-- BEGIN RAW RECORDS --

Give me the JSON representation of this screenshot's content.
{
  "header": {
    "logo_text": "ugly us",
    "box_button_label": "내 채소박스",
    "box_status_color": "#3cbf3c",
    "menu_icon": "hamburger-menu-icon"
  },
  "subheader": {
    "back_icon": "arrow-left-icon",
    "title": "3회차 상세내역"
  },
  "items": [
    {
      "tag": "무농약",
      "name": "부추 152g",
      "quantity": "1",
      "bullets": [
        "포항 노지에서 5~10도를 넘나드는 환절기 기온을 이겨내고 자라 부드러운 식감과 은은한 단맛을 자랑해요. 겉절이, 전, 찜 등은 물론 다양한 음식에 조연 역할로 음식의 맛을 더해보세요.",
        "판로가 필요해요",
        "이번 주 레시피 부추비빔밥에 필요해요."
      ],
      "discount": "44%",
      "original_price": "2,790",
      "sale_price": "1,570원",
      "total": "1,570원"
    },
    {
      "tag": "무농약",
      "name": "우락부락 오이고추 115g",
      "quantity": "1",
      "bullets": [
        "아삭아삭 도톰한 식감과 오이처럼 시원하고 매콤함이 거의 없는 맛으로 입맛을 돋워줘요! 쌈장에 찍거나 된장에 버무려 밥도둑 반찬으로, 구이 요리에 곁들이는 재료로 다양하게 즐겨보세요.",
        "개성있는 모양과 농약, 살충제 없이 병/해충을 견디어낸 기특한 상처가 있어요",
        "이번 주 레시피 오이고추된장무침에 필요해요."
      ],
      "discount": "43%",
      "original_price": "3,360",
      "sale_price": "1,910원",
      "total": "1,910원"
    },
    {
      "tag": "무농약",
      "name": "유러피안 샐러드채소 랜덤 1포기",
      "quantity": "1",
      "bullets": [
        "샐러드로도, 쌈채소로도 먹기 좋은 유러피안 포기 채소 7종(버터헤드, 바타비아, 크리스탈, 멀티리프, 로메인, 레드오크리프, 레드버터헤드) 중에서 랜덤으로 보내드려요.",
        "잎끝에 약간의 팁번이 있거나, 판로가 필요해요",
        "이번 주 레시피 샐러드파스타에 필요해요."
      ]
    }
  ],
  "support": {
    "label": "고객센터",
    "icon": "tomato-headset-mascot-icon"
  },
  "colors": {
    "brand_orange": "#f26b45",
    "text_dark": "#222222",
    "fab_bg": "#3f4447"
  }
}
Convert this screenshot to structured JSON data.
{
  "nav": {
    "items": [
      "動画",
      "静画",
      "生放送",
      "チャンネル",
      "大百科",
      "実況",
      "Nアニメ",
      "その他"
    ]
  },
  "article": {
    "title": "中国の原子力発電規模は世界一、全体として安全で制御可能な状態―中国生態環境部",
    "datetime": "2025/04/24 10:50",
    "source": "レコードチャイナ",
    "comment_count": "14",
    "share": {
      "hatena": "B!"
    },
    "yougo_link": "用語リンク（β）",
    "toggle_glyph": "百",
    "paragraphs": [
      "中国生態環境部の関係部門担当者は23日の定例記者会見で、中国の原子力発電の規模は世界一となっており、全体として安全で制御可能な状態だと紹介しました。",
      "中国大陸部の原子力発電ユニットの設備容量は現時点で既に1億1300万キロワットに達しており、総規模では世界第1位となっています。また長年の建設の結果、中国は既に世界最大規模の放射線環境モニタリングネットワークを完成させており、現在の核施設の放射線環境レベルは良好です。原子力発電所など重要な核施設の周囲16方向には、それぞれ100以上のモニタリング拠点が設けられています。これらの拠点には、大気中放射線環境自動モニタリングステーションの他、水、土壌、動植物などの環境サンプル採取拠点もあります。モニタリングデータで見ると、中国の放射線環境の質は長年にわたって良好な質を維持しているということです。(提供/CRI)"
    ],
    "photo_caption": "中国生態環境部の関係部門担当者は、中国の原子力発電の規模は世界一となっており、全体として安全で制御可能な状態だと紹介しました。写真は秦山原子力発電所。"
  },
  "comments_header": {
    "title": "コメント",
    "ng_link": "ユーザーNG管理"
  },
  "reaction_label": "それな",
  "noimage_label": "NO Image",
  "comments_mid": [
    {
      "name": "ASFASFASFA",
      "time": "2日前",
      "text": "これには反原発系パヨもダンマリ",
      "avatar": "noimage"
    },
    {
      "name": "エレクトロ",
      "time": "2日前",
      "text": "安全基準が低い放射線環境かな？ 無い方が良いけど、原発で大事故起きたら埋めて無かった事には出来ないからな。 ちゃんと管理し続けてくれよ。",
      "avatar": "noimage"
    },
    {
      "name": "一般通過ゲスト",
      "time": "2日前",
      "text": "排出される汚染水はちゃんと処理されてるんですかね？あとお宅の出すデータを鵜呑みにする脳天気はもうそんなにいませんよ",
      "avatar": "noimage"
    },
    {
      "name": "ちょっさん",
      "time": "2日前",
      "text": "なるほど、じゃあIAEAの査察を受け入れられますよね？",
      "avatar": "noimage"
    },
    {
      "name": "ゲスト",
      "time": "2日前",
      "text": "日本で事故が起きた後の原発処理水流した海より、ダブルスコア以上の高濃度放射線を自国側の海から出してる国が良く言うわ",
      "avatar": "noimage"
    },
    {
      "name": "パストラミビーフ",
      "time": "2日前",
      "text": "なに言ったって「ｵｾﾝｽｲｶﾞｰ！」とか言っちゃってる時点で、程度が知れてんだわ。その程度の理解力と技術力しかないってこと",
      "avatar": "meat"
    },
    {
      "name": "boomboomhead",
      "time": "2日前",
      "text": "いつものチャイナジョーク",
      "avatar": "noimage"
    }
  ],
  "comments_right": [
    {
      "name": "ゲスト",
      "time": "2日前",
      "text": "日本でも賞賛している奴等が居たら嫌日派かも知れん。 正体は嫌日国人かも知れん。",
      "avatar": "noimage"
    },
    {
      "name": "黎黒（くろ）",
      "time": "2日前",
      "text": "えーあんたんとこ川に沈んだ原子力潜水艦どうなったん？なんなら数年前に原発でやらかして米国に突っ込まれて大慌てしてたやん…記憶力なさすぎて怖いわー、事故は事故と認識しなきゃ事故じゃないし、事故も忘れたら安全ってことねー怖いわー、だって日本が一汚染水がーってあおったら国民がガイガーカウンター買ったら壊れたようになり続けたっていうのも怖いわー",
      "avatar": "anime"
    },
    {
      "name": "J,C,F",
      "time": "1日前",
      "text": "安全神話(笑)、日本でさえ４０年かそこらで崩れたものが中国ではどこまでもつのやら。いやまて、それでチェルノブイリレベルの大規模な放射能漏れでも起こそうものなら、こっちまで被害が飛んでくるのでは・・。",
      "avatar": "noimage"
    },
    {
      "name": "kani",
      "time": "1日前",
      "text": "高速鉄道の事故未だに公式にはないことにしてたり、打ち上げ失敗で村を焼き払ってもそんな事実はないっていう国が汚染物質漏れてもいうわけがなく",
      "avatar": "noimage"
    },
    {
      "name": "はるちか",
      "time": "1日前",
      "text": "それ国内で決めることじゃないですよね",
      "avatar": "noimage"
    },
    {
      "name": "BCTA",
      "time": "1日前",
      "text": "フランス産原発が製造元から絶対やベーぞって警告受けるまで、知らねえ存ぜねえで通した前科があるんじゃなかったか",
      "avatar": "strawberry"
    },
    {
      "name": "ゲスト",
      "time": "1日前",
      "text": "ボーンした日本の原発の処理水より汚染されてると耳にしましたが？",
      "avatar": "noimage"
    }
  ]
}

-- END RAW RECORDS --

> [WHAT YOU NEED TO DO]:
Locate and copy each line in the data above that includes the word "title".

> [COMPLETE OUTPUT]:
    "title": "3회차 상세내역"
    "title": "中国の原子力発電規模は世界一、全体として安全で制御可能な状態―中国生態環境部",
    "title": "コメント",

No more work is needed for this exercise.